▶ **EXCERPTED DATA**
::::
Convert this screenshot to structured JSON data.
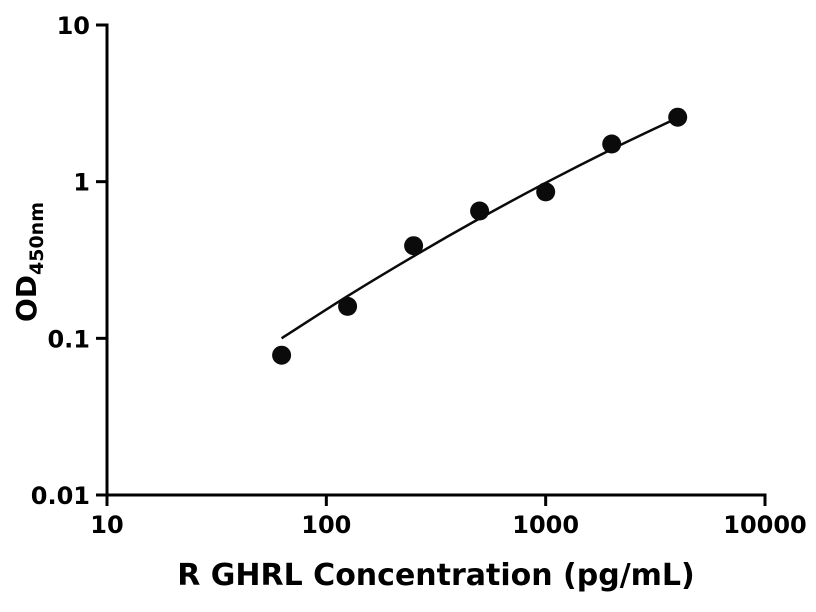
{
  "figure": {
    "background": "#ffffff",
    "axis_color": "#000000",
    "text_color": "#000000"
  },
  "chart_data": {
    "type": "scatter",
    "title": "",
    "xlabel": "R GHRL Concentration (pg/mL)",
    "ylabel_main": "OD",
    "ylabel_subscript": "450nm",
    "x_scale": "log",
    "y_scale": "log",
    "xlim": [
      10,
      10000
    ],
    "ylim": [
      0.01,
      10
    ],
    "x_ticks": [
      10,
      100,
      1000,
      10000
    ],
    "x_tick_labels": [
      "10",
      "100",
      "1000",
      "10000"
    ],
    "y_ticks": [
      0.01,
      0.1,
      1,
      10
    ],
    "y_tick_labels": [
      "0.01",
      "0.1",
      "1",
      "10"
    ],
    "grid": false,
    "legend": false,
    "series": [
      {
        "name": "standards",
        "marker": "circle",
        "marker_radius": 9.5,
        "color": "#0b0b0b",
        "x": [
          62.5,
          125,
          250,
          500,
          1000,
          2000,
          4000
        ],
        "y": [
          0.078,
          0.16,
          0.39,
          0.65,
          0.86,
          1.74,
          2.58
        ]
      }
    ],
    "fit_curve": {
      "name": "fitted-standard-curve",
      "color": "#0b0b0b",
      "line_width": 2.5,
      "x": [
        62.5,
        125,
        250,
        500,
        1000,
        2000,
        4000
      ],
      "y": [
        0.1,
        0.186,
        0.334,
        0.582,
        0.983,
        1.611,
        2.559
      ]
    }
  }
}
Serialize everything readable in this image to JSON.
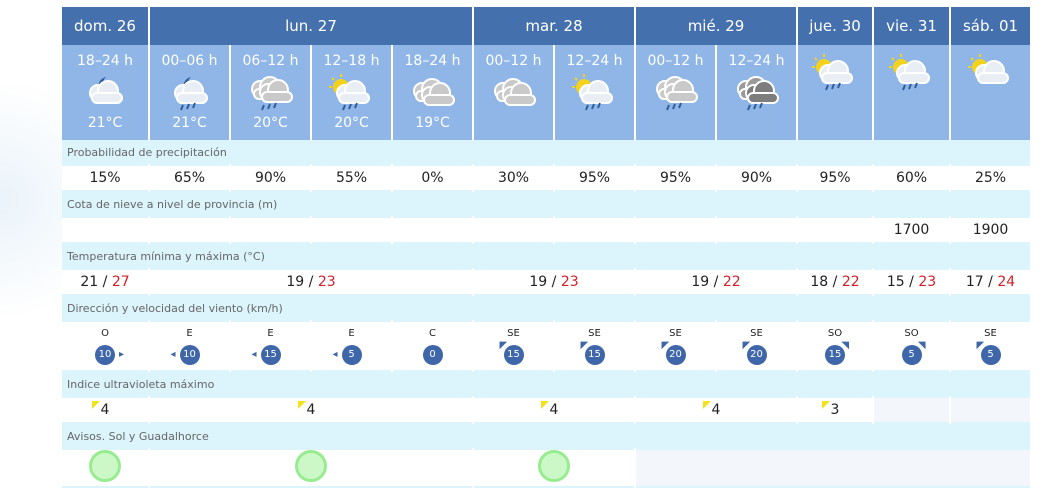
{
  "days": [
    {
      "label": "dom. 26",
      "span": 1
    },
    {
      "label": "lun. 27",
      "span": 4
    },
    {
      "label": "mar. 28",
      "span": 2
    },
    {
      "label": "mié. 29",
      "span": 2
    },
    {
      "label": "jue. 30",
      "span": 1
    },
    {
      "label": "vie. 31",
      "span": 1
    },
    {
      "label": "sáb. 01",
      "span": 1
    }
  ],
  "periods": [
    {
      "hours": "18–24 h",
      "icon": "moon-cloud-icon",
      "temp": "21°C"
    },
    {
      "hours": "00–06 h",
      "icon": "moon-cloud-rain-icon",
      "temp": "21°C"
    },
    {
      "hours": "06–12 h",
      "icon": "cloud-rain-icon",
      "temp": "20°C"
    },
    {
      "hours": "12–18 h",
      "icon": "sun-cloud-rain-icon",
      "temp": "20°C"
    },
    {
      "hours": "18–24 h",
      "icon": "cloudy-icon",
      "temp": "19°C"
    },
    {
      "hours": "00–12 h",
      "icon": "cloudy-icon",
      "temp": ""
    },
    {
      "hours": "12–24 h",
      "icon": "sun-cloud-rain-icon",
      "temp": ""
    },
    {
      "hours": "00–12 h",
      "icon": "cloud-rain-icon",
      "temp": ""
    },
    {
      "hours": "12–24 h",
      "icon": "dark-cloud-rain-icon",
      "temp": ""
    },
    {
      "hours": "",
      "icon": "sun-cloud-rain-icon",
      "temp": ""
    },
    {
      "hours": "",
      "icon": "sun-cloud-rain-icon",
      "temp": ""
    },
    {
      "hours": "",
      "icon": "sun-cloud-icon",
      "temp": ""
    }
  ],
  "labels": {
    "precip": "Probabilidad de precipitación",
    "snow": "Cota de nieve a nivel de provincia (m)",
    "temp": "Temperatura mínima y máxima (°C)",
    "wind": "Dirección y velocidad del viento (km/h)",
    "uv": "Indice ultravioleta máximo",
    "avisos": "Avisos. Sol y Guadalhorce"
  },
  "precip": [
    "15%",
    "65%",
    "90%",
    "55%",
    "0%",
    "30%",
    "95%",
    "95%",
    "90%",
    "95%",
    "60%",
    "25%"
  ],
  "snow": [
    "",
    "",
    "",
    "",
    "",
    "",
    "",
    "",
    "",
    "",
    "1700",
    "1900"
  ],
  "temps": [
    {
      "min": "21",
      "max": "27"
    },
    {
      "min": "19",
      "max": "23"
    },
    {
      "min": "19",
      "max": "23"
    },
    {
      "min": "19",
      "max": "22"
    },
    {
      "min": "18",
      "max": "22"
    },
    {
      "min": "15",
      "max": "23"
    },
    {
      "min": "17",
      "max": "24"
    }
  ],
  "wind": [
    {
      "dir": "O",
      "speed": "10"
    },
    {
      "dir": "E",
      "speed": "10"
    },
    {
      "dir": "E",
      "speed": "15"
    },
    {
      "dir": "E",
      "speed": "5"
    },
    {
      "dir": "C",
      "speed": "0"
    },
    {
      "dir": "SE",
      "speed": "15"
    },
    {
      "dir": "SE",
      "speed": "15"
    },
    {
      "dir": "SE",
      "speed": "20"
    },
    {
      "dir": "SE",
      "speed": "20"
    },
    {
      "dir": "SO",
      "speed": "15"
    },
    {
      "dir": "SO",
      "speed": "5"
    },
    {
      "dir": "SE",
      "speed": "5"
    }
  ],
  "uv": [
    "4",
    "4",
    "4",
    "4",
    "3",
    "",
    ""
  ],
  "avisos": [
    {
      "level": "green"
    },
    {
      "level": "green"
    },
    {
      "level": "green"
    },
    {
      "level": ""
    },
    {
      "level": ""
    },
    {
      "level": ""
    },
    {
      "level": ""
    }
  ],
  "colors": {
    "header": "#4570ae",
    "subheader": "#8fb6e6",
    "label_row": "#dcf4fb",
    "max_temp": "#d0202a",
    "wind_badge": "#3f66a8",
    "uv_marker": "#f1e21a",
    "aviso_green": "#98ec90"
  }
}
::::
▶ **SET TASK**
Omit all pictures while transcribing the entries verbatim.

▶ **SOLVED EXERCISE**
Convert this screenshot to structured JSON data.
{
  "figure": {
    "background": "#ffffff",
    "axis_color": "#000000",
    "text_color": "#000000"
  },
  "chart_data": {
    "type": "scatter",
    "title": "",
    "xlabel": "R GHRL Concentration (pg/mL)",
    "ylabel_main": "OD",
    "ylabel_subscript": "450nm",
    "x_scale": "log",
    "y_scale": "log",
    "xlim": [
      10,
      10000
    ],
    "ylim": [
      0.01,
      10
    ],
    "x_ticks": [
      10,
      100,
      1000,
      10000
    ],
    "x_tick_labels": [
      "10",
      "100",
      "1000",
      "10000"
    ],
    "y_ticks": [
      0.01,
      0.1,
      1,
      10
    ],
    "y_tick_labels": [
      "0.01",
      "0.1",
      "1",
      "10"
    ],
    "grid": false,
    "legend": false,
    "series": [
      {
        "name": "standards",
        "marker": "circle",
        "marker_radius": 9.5,
        "color": "#0b0b0b",
        "x": [
          62.5,
          125,
          250,
          500,
          1000,
          2000,
          4000
        ],
        "y": [
          0.078,
          0.16,
          0.39,
          0.65,
          0.86,
          1.74,
          2.58
        ]
      }
    ],
    "fit_curve": {
      "name": "fitted-standard-curve",
      "color": "#0b0b0b",
      "line_width": 2.5,
      "x": [
        62.5,
        125,
        250,
        500,
        1000,
        2000,
        4000
      ],
      "y": [
        0.1,
        0.186,
        0.334,
        0.582,
        0.983,
        1.611,
        2.559
      ]
    }
  }
}
Serialize everything readable in this image to JSON.
{
  "days": [
    {
      "label": "dom. 26",
      "span": 1
    },
    {
      "label": "lun. 27",
      "span": 4
    },
    {
      "label": "mar. 28",
      "span": 2
    },
    {
      "label": "mié. 29",
      "span": 2
    },
    {
      "label": "jue. 30",
      "span": 1
    },
    {
      "label": "vie. 31",
      "span": 1
    },
    {
      "label": "sáb. 01",
      "span": 1
    }
  ],
  "periods": [
    {
      "hours": "18–24 h",
      "icon": "moon-cloud-icon",
      "temp": "21°C"
    },
    {
      "hours": "00–06 h",
      "icon": "moon-cloud-rain-icon",
      "temp": "21°C"
    },
    {
      "hours": "06–12 h",
      "icon": "cloud-rain-icon",
      "temp": "20°C"
    },
    {
      "hours": "12–18 h",
      "icon": "sun-cloud-rain-icon",
      "temp": "20°C"
    },
    {
      "hours": "18–24 h",
      "icon": "cloudy-icon",
      "temp": "19°C"
    },
    {
      "hours": "00–12 h",
      "icon": "cloudy-icon",
      "temp": ""
    },
    {
      "hours": "12–24 h",
      "icon": "sun-cloud-rain-icon",
      "temp": ""
    },
    {
      "hours": "00–12 h",
      "icon": "cloud-rain-icon",
      "temp": ""
    },
    {
      "hours": "12–24 h",
      "icon": "dark-cloud-rain-icon",
      "temp": ""
    },
    {
      "hours": "",
      "icon": "sun-cloud-rain-icon",
      "temp": ""
    },
    {
      "hours": "",
      "icon": "sun-cloud-rain-icon",
      "temp": ""
    },
    {
      "hours": "",
      "icon": "sun-cloud-icon",
      "temp": ""
    }
  ],
  "labels": {
    "precip": "Probabilidad de precipitación",
    "snow": "Cota de nieve a nivel de provincia (m)",
    "temp": "Temperatura mínima y máxima (°C)",
    "wind": "Dirección y velocidad del viento (km/h)",
    "uv": "Indice ultravioleta máximo",
    "avisos": "Avisos. Sol y Guadalhorce"
  },
  "precip": [
    "15%",
    "65%",
    "90%",
    "55%",
    "0%",
    "30%",
    "95%",
    "95%",
    "90%",
    "95%",
    "60%",
    "25%"
  ],
  "snow": [
    "",
    "",
    "",
    "",
    "",
    "",
    "",
    "",
    "",
    "",
    "1700",
    "1900"
  ],
  "temps": [
    {
      "min": "21",
      "max": "27"
    },
    {
      "min": "19",
      "max": "23"
    },
    {
      "min": "19",
      "max": "23"
    },
    {
      "min": "19",
      "max": "22"
    },
    {
      "min": "18",
      "max": "22"
    },
    {
      "min": "15",
      "max": "23"
    },
    {
      "min": "17",
      "max": "24"
    }
  ],
  "wind": [
    {
      "dir": "O",
      "speed": "10"
    },
    {
      "dir": "E",
      "speed": "10"
    },
    {
      "dir": "E",
      "speed": "15"
    },
    {
      "dir": "E",
      "speed": "5"
    },
    {
      "dir": "C",
      "speed": "0"
    },
    {
      "dir": "SE",
      "speed": "15"
    },
    {
      "dir": "SE",
      "speed": "15"
    },
    {
      "dir": "SE",
      "speed": "20"
    },
    {
      "dir": "SE",
      "speed": "20"
    },
    {
      "dir": "SO",
      "speed": "15"
    },
    {
      "dir": "SO",
      "speed": "5"
    },
    {
      "dir": "SE",
      "speed": "5"
    }
  ],
  "uv": [
    "4",
    "4",
    "4",
    "4",
    "3",
    "",
    ""
  ],
  "avisos": [
    {
      "level": "green"
    },
    {
      "level": "green"
    },
    {
      "level": "green"
    },
    {
      "level": ""
    },
    {
      "level": ""
    },
    {
      "level": ""
    },
    {
      "level": ""
    }
  ],
  "colors": {
    "header": "#4570ae",
    "subheader": "#8fb6e6",
    "label_row": "#dcf4fb",
    "max_temp": "#d0202a",
    "wind_badge": "#3f66a8",
    "uv_marker": "#f1e21a",
    "aviso_green": "#98ec90"
  }
}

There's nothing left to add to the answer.